### What you have to do
Every line that contains the word "Output" should be copied.

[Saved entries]
● ● ● ● ●

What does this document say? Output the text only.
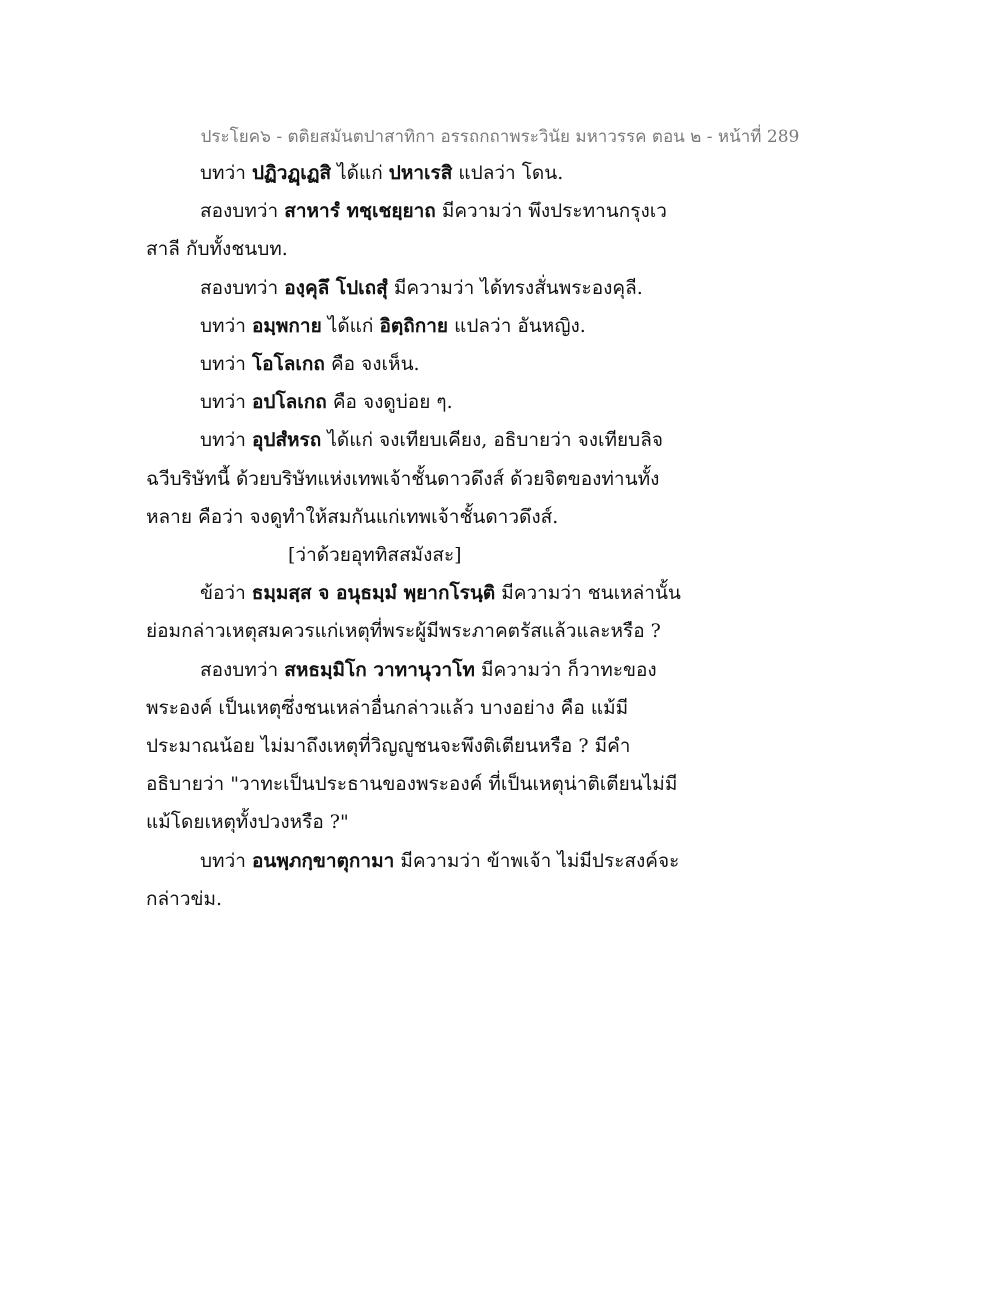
ประโยค๖ - ตติยสมันตปาสาทิกา อรรถกถาพระวินัย มหาวรรค ตอน ๒ - หน้าที่ 289

บทว่า ปฏิวฏฺเฏสิ ได้แก่ ปหาเรสิ แปลว่า โดน.

สองบทว่า สาหารํ ทชฺเชยฺยาถ มีความว่า พึงประทานกรุงเวสาลี กับทั้งชนบท.

สองบทว่า องฺคุลึ โปเถสุํ มีความว่า ได้ทรงสั่นพระองคุลี.

บทว่า อมฺพกาย ได้แก่ อิตฺถิกาย แปลว่า อันหญิง.

บทว่า โอโลเกถ คือ จงเห็น.

บทว่า อปโลเกถ คือ จงดูบ่อย ๆ.

บทว่า อุปสํหรถ ได้แก่ จงเทียบเคียง, อธิบายว่า จงเทียบลิจฉวีบริษัทนี้ ด้วยบริษัทแห่งเทพเจ้าชั้นดาวดึงส์ ด้วยจิตของท่านทั้งหลาย คือว่า จงดูทำให้สมกันแก่เทพเจ้าชั้นดาวดึงส์.

[ว่าด้วยอุททิสสมังสะ]

ข้อว่า ธมฺมสฺส จ อนุธมฺมํ พฺยากโรนฺติ มีความว่า ชนเหล่านั้น ย่อมกล่าวเหตุสมควรแก่เหตุที่พระผู้มีพระภาคตรัสแล้วและหรือ ?

สองบทว่า สหธมฺมิโก วาทานุวาโท มีความว่า ก็วาทะของพระองค์ เป็นเหตุซึ่งชนเหล่าอื่นกล่าวแล้ว บางอย่าง คือ แม้มีประมาณน้อย ไม่มาถึงเหตุที่วิญญูชนจะพึงติเตียนหรือ ? มีคำอธิบายว่า "วาทะเป็นประธานของพระองค์ ที่เป็นเหตุน่าติเตียนไม่มี แม้โดยเหตุทั้งปวงหรือ ?"

บทว่า อนพฺภกฺขาตุกามา มีความว่า ข้าพเจ้า ไม่มีประสงค์จะกล่าวข่ม.
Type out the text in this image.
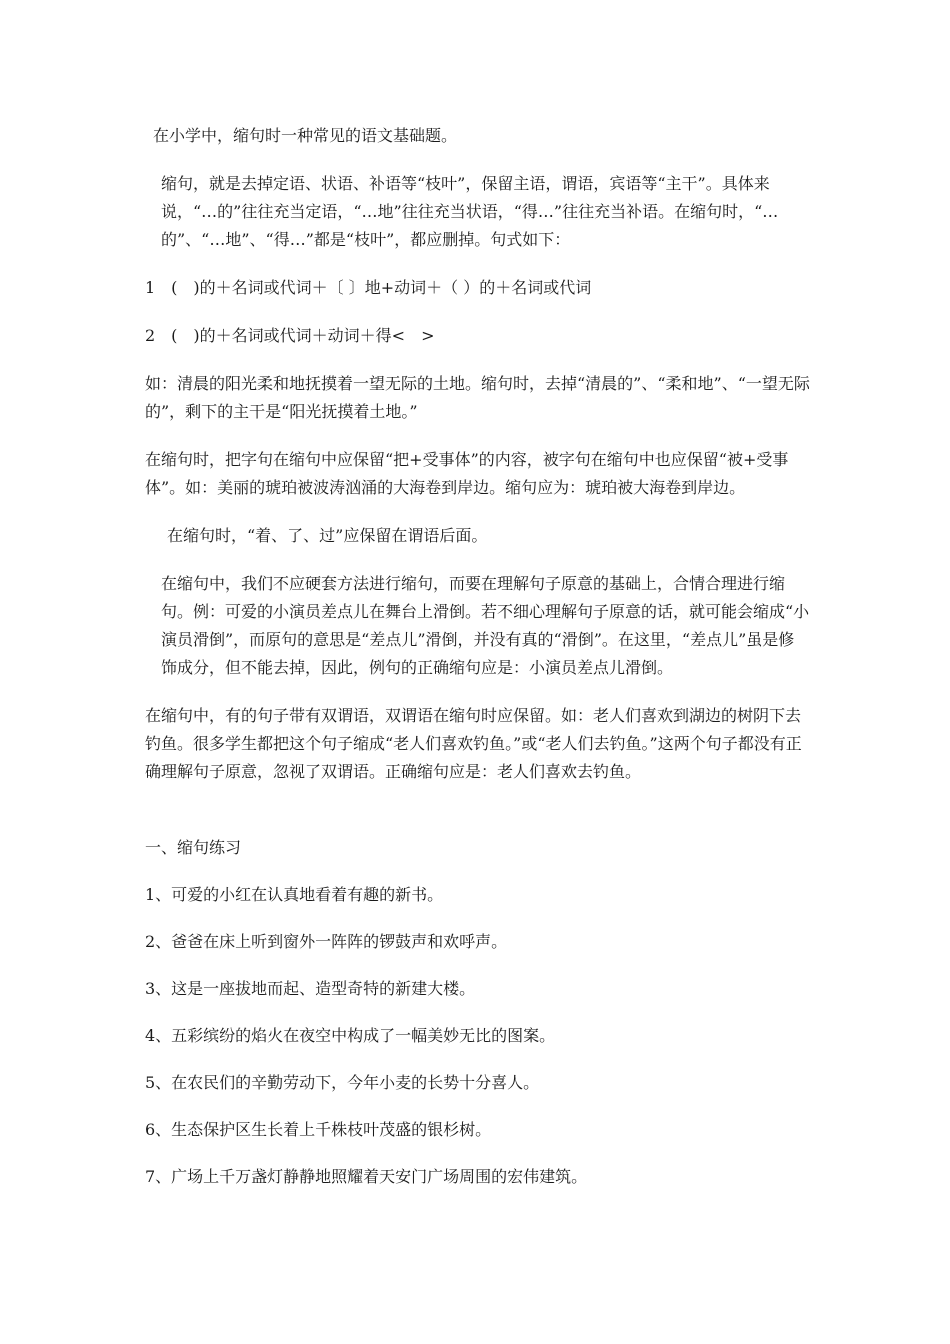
在小学中，缩句时一种常见的语文基础题。

缩句，就是去掉定语、状语、补语等“枝叶”，保留主语，谓语，宾语等“主干”。具体来说，“…的”往往充当定语，“…地”往往充当状语，“得…”往往充当补语。在缩句时，“…的”、“…地”、“得…”都是“枝叶”，都应删掉。句式如下：

1　(　)的＋名词或代词＋〔 〕地+动词＋（ ）的＋名词或代词

2　(　)的＋名词或代词＋动词＋得<　>

如：清晨的阳光柔和地抚摸着一望无际的土地。缩句时，去掉“清晨的”、“柔和地”、“一望无际的”，剩下的主干是“阳光抚摸着土地。”

在缩句时，把字句在缩句中应保留“把+受事体”的内容，被字句在缩句中也应保留“被+受事体”。如：美丽的琥珀被波涛汹涌的大海卷到岸边。缩句应为：琥珀被大海卷到岸边。

在缩句时，“着、了、过”应保留在谓语后面。

在缩句中，我们不应硬套方法进行缩句，而要在理解句子原意的基础上，合情合理进行缩句。例：可爱的小演员差点儿在舞台上滑倒。若不细心理解句子原意的话，就可能会缩成“小演员滑倒”，而原句的意思是“差点儿”滑倒，并没有真的“滑倒”。在这里，“差点儿”虽是修饰成分，但不能去掉，因此，例句的正确缩句应是：小演员差点儿滑倒。

在缩句中，有的句子带有双谓语，双谓语在缩句时应保留。如：老人们喜欢到湖边的树阴下去钓鱼。很多学生都把这个句子缩成“老人们喜欢钓鱼。”或“老人们去钓鱼。”这两个句子都没有正确理解句子原意，忽视了双谓语。正确缩句应是：老人们喜欢去钓鱼。

一、缩句练习

1、可爱的小红在认真地看着有趣的新书。

2、爸爸在床上听到窗外一阵阵的锣鼓声和欢呼声。

3、这是一座拔地而起、造型奇特的新建大楼。

4、五彩缤纷的焰火在夜空中构成了一幅美妙无比的图案。

5、在农民们的辛勤劳动下，今年小麦的长势十分喜人。

6、生态保护区生长着上千株枝叶茂盛的银杉树。

7、广场上千万盏灯静静地照耀着天安门广场周围的宏伟建筑。
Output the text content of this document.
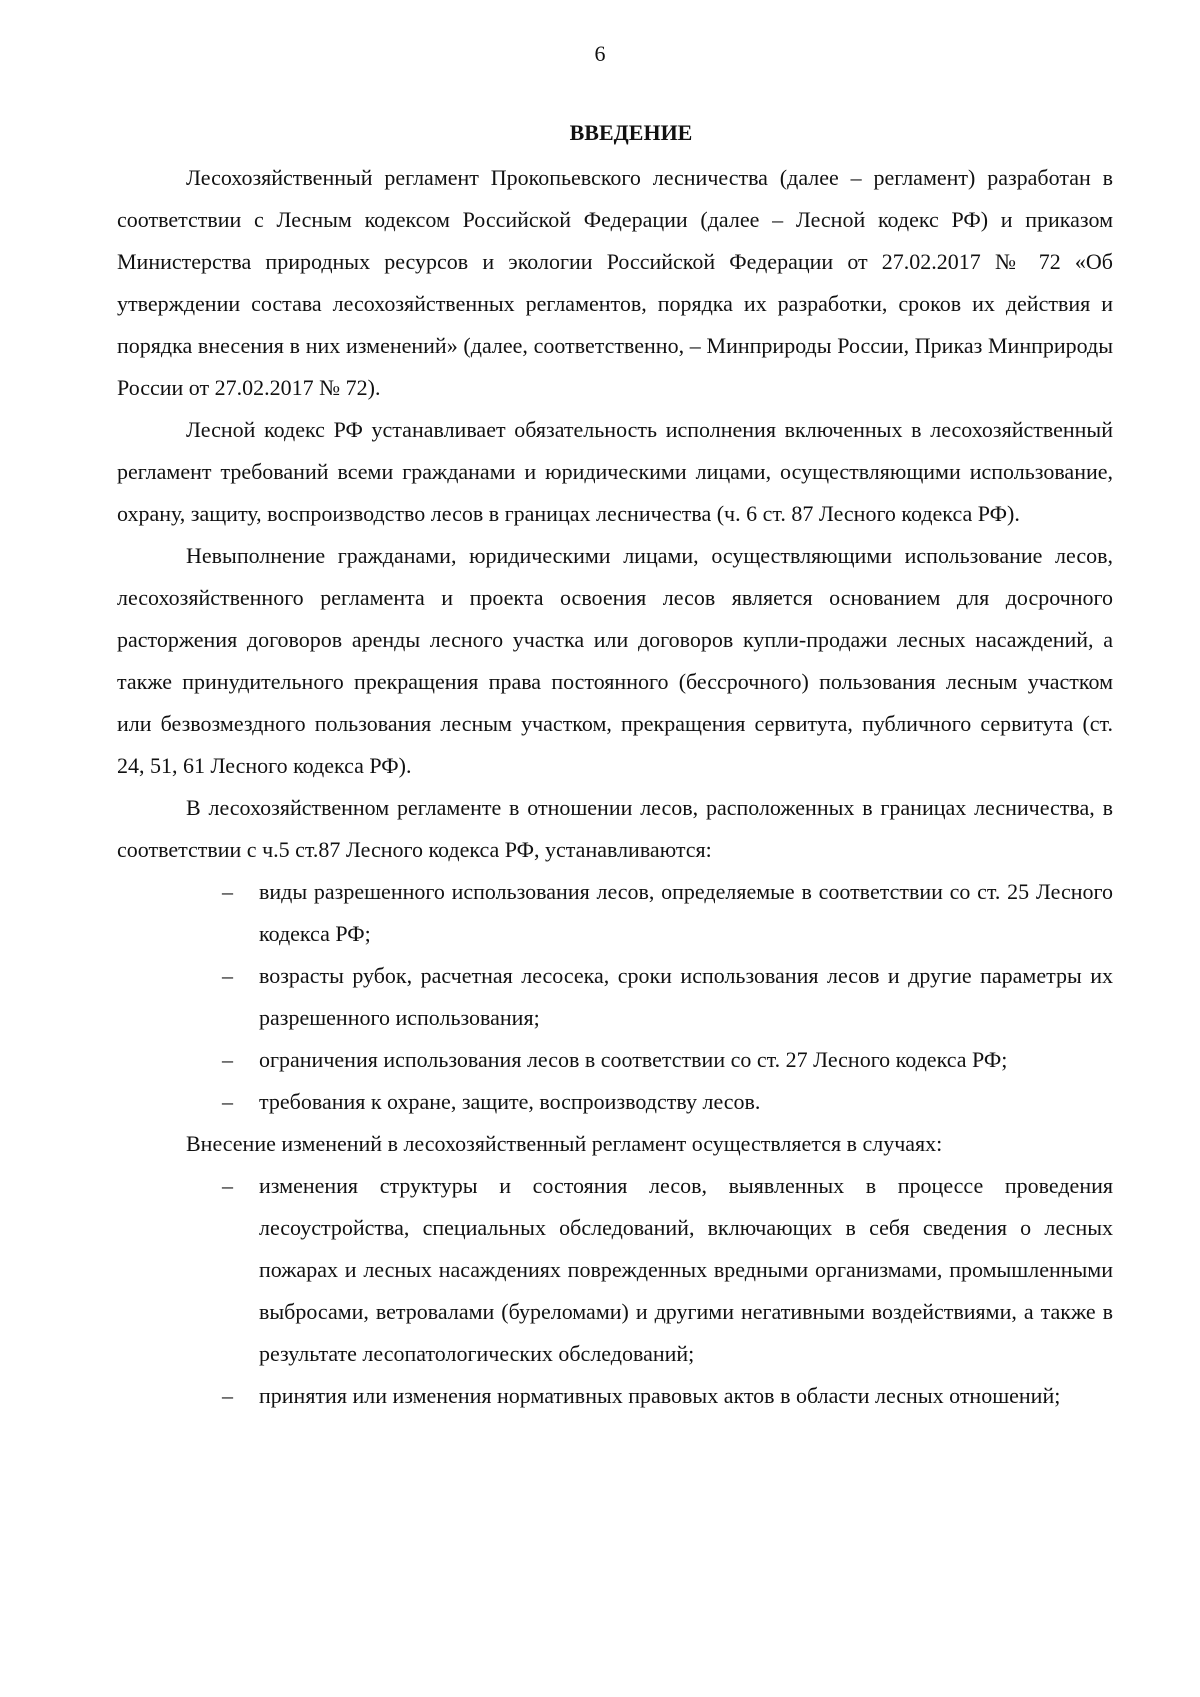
6
ВВЕДЕНИЕ

Лесохозяйственный регламент Прокопьевского лесничества (далее – регламент) разработан в соответствии с Лесным кодексом Российской Федерации (далее – Лесной кодекс РФ) и приказом Министерства природных ресурсов и экологии Российской Федерации от 27.02.2017 № 72 «Об утверждении состава лесохозяйственных регламентов, порядка их разработки, сроков их действия и порядка внесения в них изменений» (далее, соответственно, – Минприроды России, Приказ Минприроды России от 27.02.2017 № 72).

Лесной кодекс РФ устанавливает обязательность исполнения включенных в лесохозяйственный регламент требований всеми гражданами и юридическими лицами, осуществляющими использование, охрану, защиту, воспроизводство лесов в границах лесничества (ч. 6 ст. 87 Лесного кодекса РФ).

Невыполнение гражданами, юридическими лицами, осуществляющими использование лесов, лесохозяйственного регламента и проекта освоения лесов является основанием для досрочного расторжения договоров аренды лесного участка или договоров купли-продажи лесных насаждений, а также принудительного прекращения права постоянного (бессрочного) пользования лесным участком или безвозмездного пользования лесным участком, прекращения сервитута, публичного сервитута (ст. 24, 51, 61 Лесного кодекса РФ).

В лесохозяйственном регламенте в отношении лесов, расположенных в границах лесничества, в соответствии с ч.5 ст.87 Лесного кодекса РФ, устанавливаются:

– виды разрешенного использования лесов, определяемые в соответствии со ст. 25 Лесного кодекса РФ;
– возрасты рубок, расчетная лесосека, сроки использования лесов и другие параметры их разрешенного использования;
– ограничения использования лесов в соответствии со ст. 27 Лесного кодекса РФ;
– требования к охране, защите, воспроизводству лесов.

Внесение изменений в лесохозяйственный регламент осуществляется в случаях:

– изменения структуры и состояния лесов, выявленных в процессе проведения лесоустройства, специальных обследований, включающих в себя сведения о лесных пожарах и лесных насаждениях поврежденных вредными организмами, промышленными выбросами, ветровалами (буреломами) и другими негативными воздействиями, а также в результате лесопатологических обследований;
– принятия или изменения нормативных правовых актов в области лесных отношений;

● ● ● ● ●

### Written solution
What does this document say? Output the text only.
Output the text content of this document.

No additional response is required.